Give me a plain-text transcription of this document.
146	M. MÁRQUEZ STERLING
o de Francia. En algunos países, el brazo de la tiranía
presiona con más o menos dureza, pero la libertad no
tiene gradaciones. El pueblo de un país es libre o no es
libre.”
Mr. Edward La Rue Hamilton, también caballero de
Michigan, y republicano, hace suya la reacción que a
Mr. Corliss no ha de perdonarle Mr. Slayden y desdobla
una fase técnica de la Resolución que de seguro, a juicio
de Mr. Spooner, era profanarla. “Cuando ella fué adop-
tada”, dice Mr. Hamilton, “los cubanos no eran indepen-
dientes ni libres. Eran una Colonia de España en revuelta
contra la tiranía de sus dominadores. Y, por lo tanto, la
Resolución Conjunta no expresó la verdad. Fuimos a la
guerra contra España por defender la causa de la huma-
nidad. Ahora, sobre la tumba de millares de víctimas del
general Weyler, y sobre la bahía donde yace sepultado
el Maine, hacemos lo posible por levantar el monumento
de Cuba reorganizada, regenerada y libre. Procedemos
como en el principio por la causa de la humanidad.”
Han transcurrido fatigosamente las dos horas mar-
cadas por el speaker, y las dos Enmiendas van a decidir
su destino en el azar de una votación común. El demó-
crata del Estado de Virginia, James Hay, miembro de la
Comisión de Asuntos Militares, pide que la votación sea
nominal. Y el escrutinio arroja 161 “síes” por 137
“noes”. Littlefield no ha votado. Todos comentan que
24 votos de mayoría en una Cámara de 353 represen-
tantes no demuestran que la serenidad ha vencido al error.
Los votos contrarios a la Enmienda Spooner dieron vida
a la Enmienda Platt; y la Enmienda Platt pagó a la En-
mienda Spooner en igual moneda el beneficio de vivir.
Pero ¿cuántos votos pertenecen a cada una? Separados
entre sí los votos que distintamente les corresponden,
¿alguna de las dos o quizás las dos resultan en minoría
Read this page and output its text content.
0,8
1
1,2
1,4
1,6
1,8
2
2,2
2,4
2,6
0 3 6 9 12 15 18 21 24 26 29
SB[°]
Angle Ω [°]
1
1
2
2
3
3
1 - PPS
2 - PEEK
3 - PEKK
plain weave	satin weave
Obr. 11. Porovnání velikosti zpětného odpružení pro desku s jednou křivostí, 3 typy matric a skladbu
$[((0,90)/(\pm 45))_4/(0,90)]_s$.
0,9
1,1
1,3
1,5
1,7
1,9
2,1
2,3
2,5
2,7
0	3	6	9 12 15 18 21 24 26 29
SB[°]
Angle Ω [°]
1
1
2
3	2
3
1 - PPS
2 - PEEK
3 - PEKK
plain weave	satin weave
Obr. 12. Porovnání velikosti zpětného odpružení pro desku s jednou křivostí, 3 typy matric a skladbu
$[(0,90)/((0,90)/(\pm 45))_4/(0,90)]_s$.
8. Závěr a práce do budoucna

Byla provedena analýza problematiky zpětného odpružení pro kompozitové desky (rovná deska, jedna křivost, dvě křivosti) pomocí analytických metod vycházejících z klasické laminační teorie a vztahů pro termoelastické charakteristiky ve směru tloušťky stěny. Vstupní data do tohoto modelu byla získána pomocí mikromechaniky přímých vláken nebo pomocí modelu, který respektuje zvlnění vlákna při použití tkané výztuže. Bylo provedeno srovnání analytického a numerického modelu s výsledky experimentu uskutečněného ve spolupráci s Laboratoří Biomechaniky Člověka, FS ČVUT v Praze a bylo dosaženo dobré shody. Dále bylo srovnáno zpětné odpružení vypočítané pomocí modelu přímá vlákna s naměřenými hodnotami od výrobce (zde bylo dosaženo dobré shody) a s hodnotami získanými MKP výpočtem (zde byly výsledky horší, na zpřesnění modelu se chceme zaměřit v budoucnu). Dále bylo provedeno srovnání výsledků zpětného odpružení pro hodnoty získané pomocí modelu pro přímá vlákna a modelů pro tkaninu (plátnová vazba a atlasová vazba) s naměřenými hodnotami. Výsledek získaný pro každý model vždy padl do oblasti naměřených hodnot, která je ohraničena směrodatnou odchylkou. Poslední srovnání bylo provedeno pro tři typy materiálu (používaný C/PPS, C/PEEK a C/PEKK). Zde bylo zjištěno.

-=-=-=-=-

__EXERCISE PROMPT__
Please set down all the data word for word.

__CORRECT RESPONSE__
Give me a plain-text transcription of this document.
146	M. MÁRQUEZ STERLING
o de Francia. En algunos países, el brazo de la tiranía
presiona con más o menos dureza, pero la libertad no
tiene gradaciones. El pueblo de un país es libre o no es
libre.”
Mr. Edward La Rue Hamilton, también caballero de
Michigan, y republicano, hace suya la reacción que a
Mr. Corliss no ha de perdonarle Mr. Slayden y desdobla
una fase técnica de la Resolución que de seguro, a juicio
de Mr. Spooner, era profanarla. “Cuando ella fué adop-
tada”, dice Mr. Hamilton, “los cubanos no eran indepen-
dientes ni libres. Eran una Colonia de España en revuelta
contra la tiranía de sus dominadores. Y, por lo tanto, la
Resolución Conjunta no expresó la verdad. Fuimos a la
guerra contra España por defender la causa de la huma-
nidad. Ahora, sobre la tumba de millares de víctimas del
general Weyler, y sobre la bahía donde yace sepultado
el Maine, hacemos lo posible por levantar el monumento
de Cuba reorganizada, regenerada y libre. Procedemos
como en el principio por la causa de la humanidad.”
Han transcurrido fatigosamente las dos horas mar-
cadas por el speaker, y las dos Enmiendas van a decidir
su destino en el azar de una votación común. El demó-
crata del Estado de Virginia, James Hay, miembro de la
Comisión de Asuntos Militares, pide que la votación sea
nominal. Y el escrutinio arroja 161 “síes” por 137
“noes”. Littlefield no ha votado. Todos comentan que
24 votos de mayoría en una Cámara de 353 represen-
tantes no demuestran que la serenidad ha vencido al error.
Los votos contrarios a la Enmienda Spooner dieron vida
a la Enmienda Platt; y la Enmienda Platt pagó a la En-
mienda Spooner en igual moneda el beneficio de vivir.
Pero ¿cuántos votos pertenecen a cada una? Separados
entre sí los votos que distintamente les corresponden,
¿alguna de las dos o quizás las dos resultan en minoría
Read this page and output its text content.
0,8
1
1,2
1,4
1,6
1,8
2
2,2
2,4
2,6
0 3 6 9 12 15 18 21 24 26 29
SB[°]
Angle Ω [°]
1
1
2
2
3
3
1 - PPS
2 - PEEK
3 - PEKK
plain weave	satin weave
Obr. 11. Porovnání velikosti zpětného odpružení pro desku s jednou křivostí, 3 typy matric a skladbu
$[((0,90)/(\pm 45))_4/(0,90)]_s$.
0,9
1,1
1,3
1,5
1,7
1,9
2,1
2,3
2,5
2,7
0	3	6	9 12 15 18 21 24 26 29
SB[°]
Angle Ω [°]
1
1
2
3	2
3
1 - PPS
2 - PEEK
3 - PEKK
plain weave	satin weave
Obr. 12. Porovnání velikosti zpětného odpružení pro desku s jednou křivostí, 3 typy matric a skladbu
$[(0,90)/((0,90)/(\pm 45))_4/(0,90)]_s$.
8. Závěr a práce do budoucna

Byla provedena analýza problematiky zpětného odpružení pro kompozitové desky (rovná deska, jedna křivost, dvě křivosti) pomocí analytických metod vycházejících z klasické laminační teorie a vztahů pro termoelastické charakteristiky ve směru tloušťky stěny. Vstupní data do tohoto modelu byla získána pomocí mikromechaniky přímých vláken nebo pomocí modelu, který respektuje zvlnění vlákna při použití tkané výztuže. Bylo provedeno srovnání analytického a numerického modelu s výsledky experimentu uskutečněného ve spolupráci s Laboratoří Biomechaniky Člověka, FS ČVUT v Praze a bylo dosaženo dobré shody. Dále bylo srovnáno zpětné odpružení vypočítané pomocí modelu přímá vlákna s naměřenými hodnotami od výrobce (zde bylo dosaženo dobré shody) a s hodnotami získanými MKP výpočtem (zde byly výsledky horší, na zpřesnění modelu se chceme zaměřit v budoucnu). Dále bylo provedeno srovnání výsledků zpětného odpružení pro hodnoty získané pomocí modelu pro přímá vlákna a modelů pro tkaninu (plátnová vazba a atlasová vazba) s naměřenými hodnotami. Výsledek získaný pro každý model vždy padl do oblasti naměřených hodnot, která je ohraničena směrodatnou odchylkou. Poslední srovnání bylo provedeno pro tři typy materiálu (používaný C/PPS, C/PEEK a C/PEKK). Zde bylo zjištěno.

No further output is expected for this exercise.